*What is required:*
Write the records out again, precisely as they stand.
════════
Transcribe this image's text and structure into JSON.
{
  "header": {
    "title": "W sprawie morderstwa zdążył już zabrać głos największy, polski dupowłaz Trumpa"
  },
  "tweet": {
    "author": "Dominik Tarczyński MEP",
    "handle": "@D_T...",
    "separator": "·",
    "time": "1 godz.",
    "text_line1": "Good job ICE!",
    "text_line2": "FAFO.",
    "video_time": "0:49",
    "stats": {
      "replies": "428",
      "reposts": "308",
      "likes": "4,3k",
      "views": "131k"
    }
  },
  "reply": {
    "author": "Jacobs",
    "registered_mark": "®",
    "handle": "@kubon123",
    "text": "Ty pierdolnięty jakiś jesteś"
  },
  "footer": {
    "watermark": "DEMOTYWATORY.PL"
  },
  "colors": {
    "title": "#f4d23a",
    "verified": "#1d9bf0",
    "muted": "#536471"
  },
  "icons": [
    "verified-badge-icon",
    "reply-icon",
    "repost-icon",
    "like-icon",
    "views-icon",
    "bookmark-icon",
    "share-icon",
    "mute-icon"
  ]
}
════════
*Reply to the exercise:*
Transcribe this image's text and structure into JSON.
{
  "header": {
    "title": "W sprawie morderstwa zdążył już zabrać głos największy, polski dupowłaz Trumpa"
  },
  "tweet": {
    "author": "Dominik Tarczyński MEP",
    "handle": "@D_T...",
    "separator": "·",
    "time": "1 godz.",
    "text_line1": "Good job ICE!",
    "text_line2": "FAFO.",
    "video_time": "0:49",
    "stats": {
      "replies": "428",
      "reposts": "308",
      "likes": "4,3k",
      "views": "131k"
    }
  },
  "reply": {
    "author": "Jacobs",
    "registered_mark": "®",
    "handle": "@kubon123",
    "text": "Ty pierdolnięty jakiś jesteś"
  },
  "footer": {
    "watermark": "DEMOTYWATORY.PL"
  },
  "colors": {
    "title": "#f4d23a",
    "verified": "#1d9bf0",
    "muted": "#536471"
  },
  "icons": [
    "verified-badge-icon",
    "reply-icon",
    "repost-icon",
    "like-icon",
    "views-icon",
    "bookmark-icon",
    "share-icon",
    "mute-icon"
  ]
}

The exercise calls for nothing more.